Stored records
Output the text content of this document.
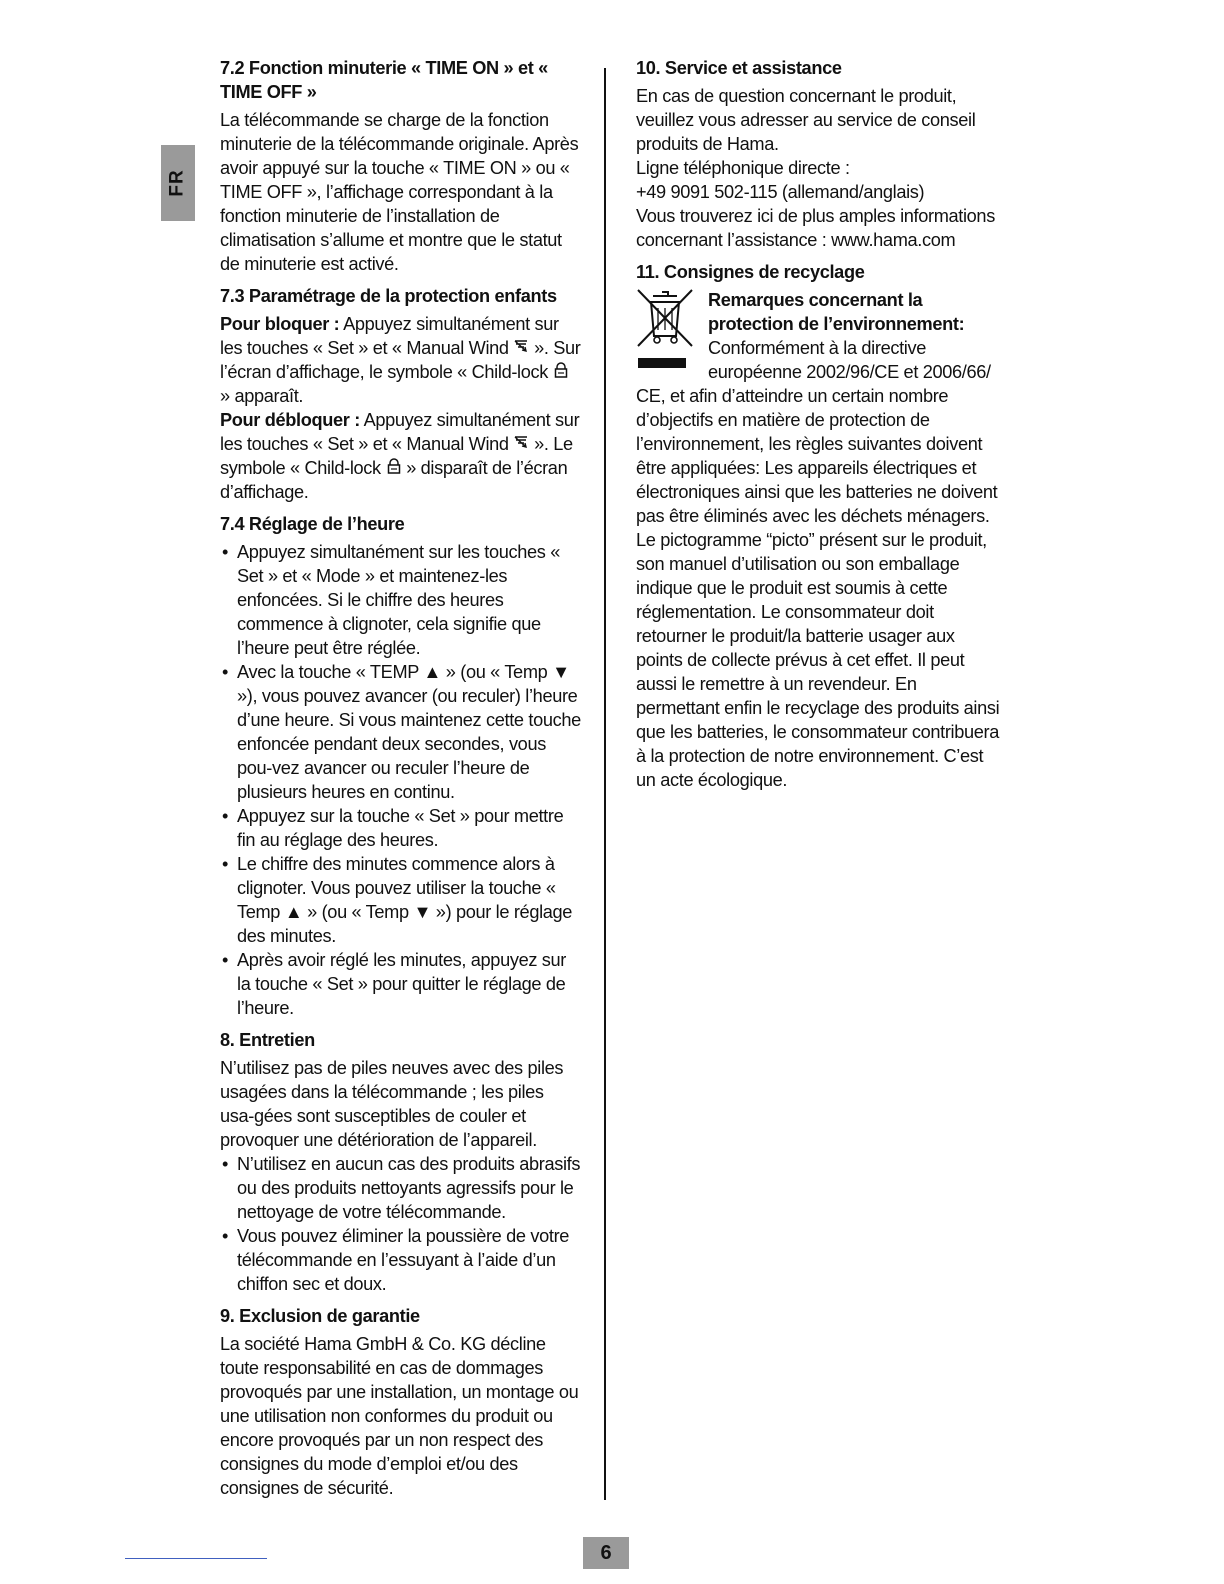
FR
7.2 Fonction minuterie « TIME ON » et « TIME OFF »

La télécommande se charge de la fonction minuterie de la télécommande originale. Après avoir appuyé sur la touche « TIME ON » ou « TIME OFF », l’affichage correspondant à la fonction minuterie de l’installation de climatisation s’allume et montre que le statut de minuterie est activé.

7.3 Paramétrage de la protection enfants

Pour bloquer : Appuyez simultanément sur les touches « Set » et « Manual Wind  ». Sur l’écran d’affichage, le symbole « Child-lock  » apparaît.

Pour débloquer : Appuyez simultanément sur les touches « Set » et « Manual Wind  ». Le symbole « Child-lock  » disparaît de l’écran d’affichage.

7.4 Réglage de l’heure
• Appuyez simultanément sur les touches « Set » et « Mode » et maintenez-les enfoncées. Si le chiffre des heures commence à clignoter, cela signifie que l’heure peut être réglée.
• Avec la touche « TEMP ▲ » (ou « Temp ▼ »), vous pouvez avancer (ou reculer) l’heure d’une heure. Si vous maintenez cette touche enfoncée pendant deux secondes, vous pou-vez avancer ou reculer l’heure de plusieurs heures en continu.
• Appuyez sur la touche « Set » pour mettre fin au réglage des heures.
• Le chiffre des minutes commence alors à clignoter. Vous pouvez utiliser la touche « Temp ▲ » (ou « Temp ▼ ») pour le réglage des minutes.
• Après avoir réglé les minutes, appuyez sur la touche « Set » pour quitter le réglage de l’heure.
8. Entretien

N’utilisez pas de piles neuves avec des piles usagées dans la télécommande ; les piles usa-gées sont susceptibles de couler et provoquer une détérioration de l’appareil.

• N’utilisez en aucun cas des produits abrasifs ou des produits nettoyants agressifs pour le nettoyage de votre télécommande.
• Vous pouvez éliminer la poussière de votre télécommande en l’essuyant à l’aide d’un chiffon sec et doux.
9. Exclusion de garantie

La société Hama GmbH & Co. KG décline toute responsabilité en cas de dommages provoqués par une installation, un montage ou une utilisation non conformes du produit ou encore provoqués par un non respect des consignes du mode d’emploi et/ou des consignes de sécurité.

10. Service et assistance

En cas de question concernant le produit, veuillez vous adresser au service de conseil produits de Hama.

Ligne téléphonique directe :

+49 9091 502-115 (allemand/anglais)

Vous trouverez ici de plus amples informations concernant l’assistance : www.hama.com

11. Consignes de recyclage

Remarques concernant la

protection de l’environnement:

Conformément à la directive

européenne 2002/96/CE et 2006/66/

CE, et afin d’atteindre un certain nombre d’objectifs en matière de protection de l’environnement, les règles suivantes doivent être appliquées: Les appareils électriques et électroniques ainsi que les batteries ne doivent pas être éliminés avec les déchets ménagers. Le pictogramme “picto” présent sur le produit, son manuel d’utilisation ou son emballage indique que le produit est soumis à cette réglementation. Le consommateur doit retourner le produit/la batterie usager aux points de collecte prévus à cet effet. Il peut aussi le remettre à un revendeur. En permettant enfin le recyclage des produits ainsi que les batteries, le consommateur contribuera à la protection de notre environnement. C’est un acte écologique.

6
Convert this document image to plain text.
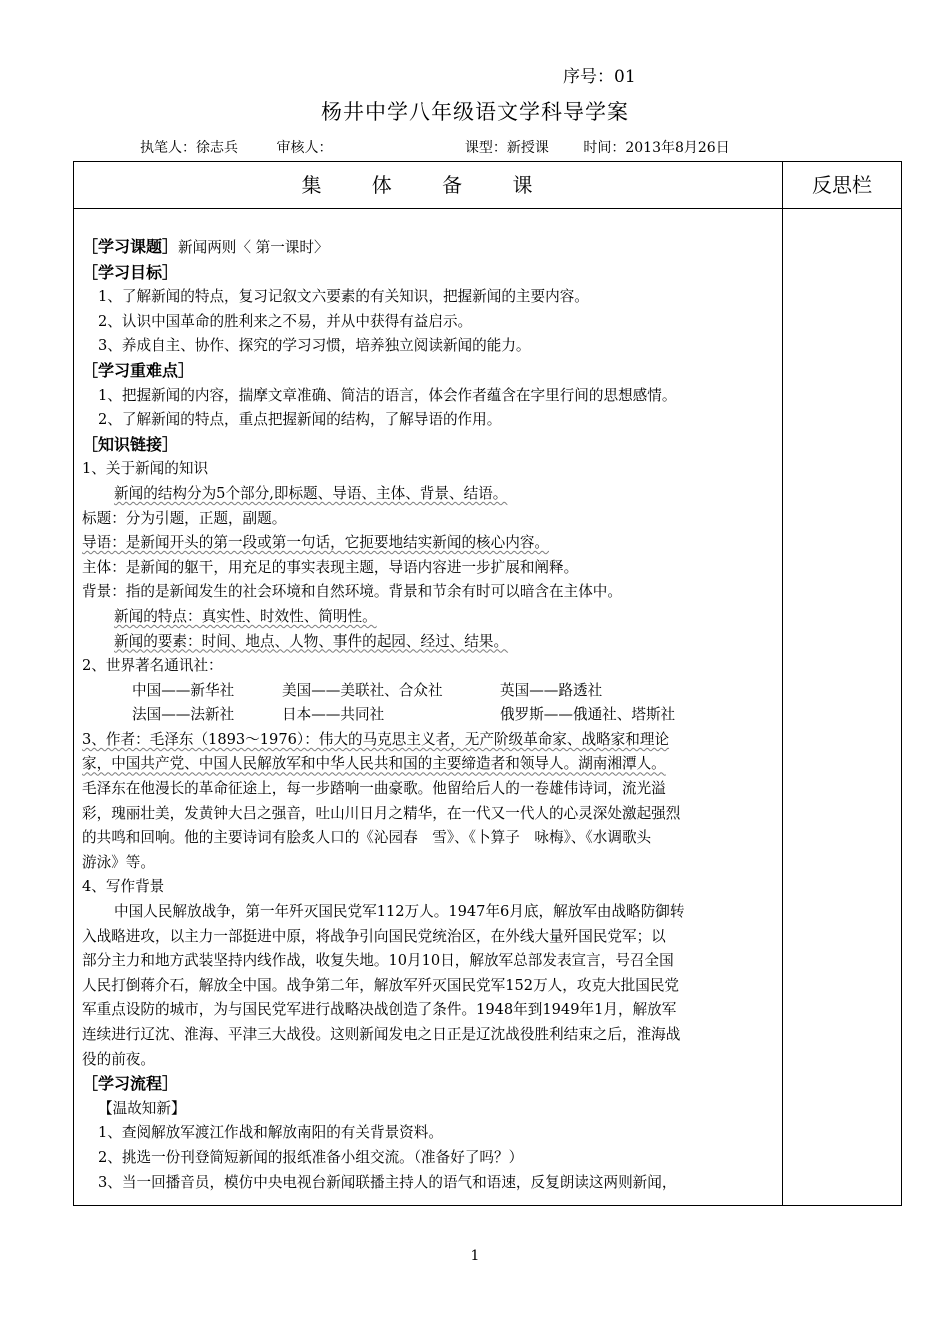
序号：01
杨井中学八年级语文学科导学案
执笔人：徐志兵	审核人：	课型：新授课 时间：2013年8月26日
集 体 备 课	反思栏

［学习课题］新闻两则〈 第一课时〉

［学习目标］

1、了解新闻的特点，复习记叙文六要素的有关知识，把握新闻的主要内容。

2、认识中国革命的胜利来之不易，并从中获得有益启示。

3、养成自主、协作、探究的学习习惯，培养独立阅读新闻的能力。

［学习重难点］

1、把握新闻的内容，揣摩文章准确、简洁的语言，体会作者蕴含在字里行间的思想感情。

2、了解新闻的特点，重点把握新闻的结构，了解导语的作用。

［知识链接］

1、关于新闻的知识

新闻的结构分为5个部分,即标题、导语、主体、背景、结语。

标题：分为引题，正题，副题。

导语：是新闻开头的第一段或第一句话，它扼要地结实新闻的核心内容。

主体：是新闻的躯干，用充足的事实表现主题，导语内容进一步扩展和阐释。

背景：指的是新闻发生的社会环境和自然环境。背景和节余有时可以暗含在主体中。

新闻的特点：真实性、时效性、简明性。

新闻的要素：时间、地点、人物、事件的起园、经过、结果。

2、世界著名通讯社：

中国——新华社	美国——美联社、合众社	英国——路透社

法国——法新社	日本——共同社	俄罗斯——俄通社、塔斯社

3、作者：毛泽东（1893～1976）：伟大的马克思主义者，无产阶级革命家、战略家和理论

家，中国共产党、中国人民解放军和中华人民共和国的主要缔造者和领导人。湖南湘潭人。

毛泽东在他漫长的革命征途上，每一步踏响一曲豪歌。他留给后人的一卷雄伟诗词，流光溢

彩，瑰丽壮美，发黄钟大吕之强音，吐山川日月之精华，在一代又一代人的心灵深处激起强烈

的共鸣和回响。他的主要诗词有脍炙人口的《沁园春　雪》、《卜算子　咏梅》、《水调歌头

游泳》等。

4、写作背景

中国人民解放战争，第一年歼灭国民党军112万人。1947年6月底，解放军由战略防御转

入战略进攻，以主力一部挺进中原，将战争引向国民党统治区，在外线大量歼国民党军；以

部分主力和地方武装坚持内线作战，收复失地。10月10日，解放军总部发表宣言，号召全国

人民打倒蒋介石，解放全中国。战争第二年，解放军歼灭国民党军152万人，攻克大批国民党

军重点设防的城市，为与国民党军进行战略决战创造了条件。1948年到1949年1月，解放军

连续进行辽沈、淮海、平津三大战役。这则新闻发电之日正是辽沈战役胜利结束之后，淮海战

役的前夜。

［学习流程］

【温故知新】

1、查阅解放军渡江作战和解放南阳的有关背景资料。

2、挑选一份刊登简短新闻的报纸准备小组交流。（准备好了吗？）

3、当一回播音员，模仿中央电视台新闻联播主持人的语气和语速，反复朗读这两则新闻，

1
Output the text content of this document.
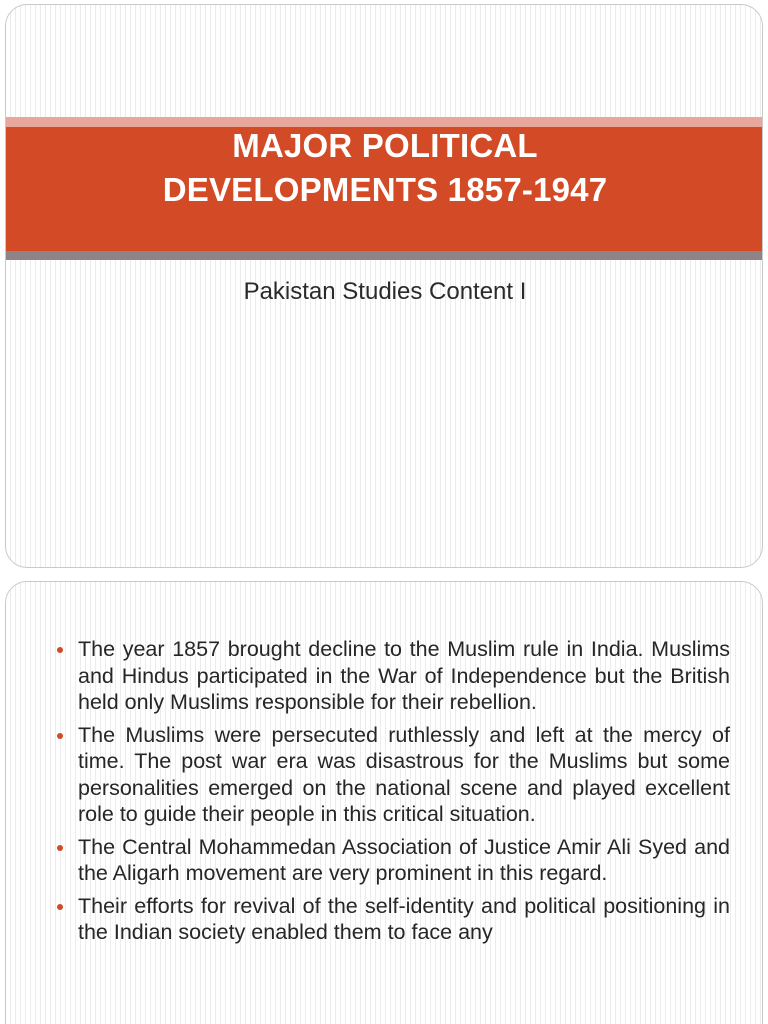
MAJOR POLITICAL
DEVELOPMENTS 1857-1947
Pakistan Studies Content I
The year 1857 brought decline to the Muslim rule in India. Muslims and Hindus participated in the War of Independence but the British held only Muslims responsible for their rebellion.
The Muslims were persecuted ruthlessly and left at the mercy of time. The post war era was disastrous for the Muslims but some personalities emerged on the national scene and played excellent role to guide their people in this critical situation.
The Central Mohammedan Association of Justice Amir Ali Syed and the Aligarh movement are very prominent in this regard.
Their efforts for revival of the self-identity and political positioning in the Indian society enabled them to face any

■ Problem requirements: Only the number is wanted: how many lines in the preceding entries hold the string "maintenez"?

■ Reply: 2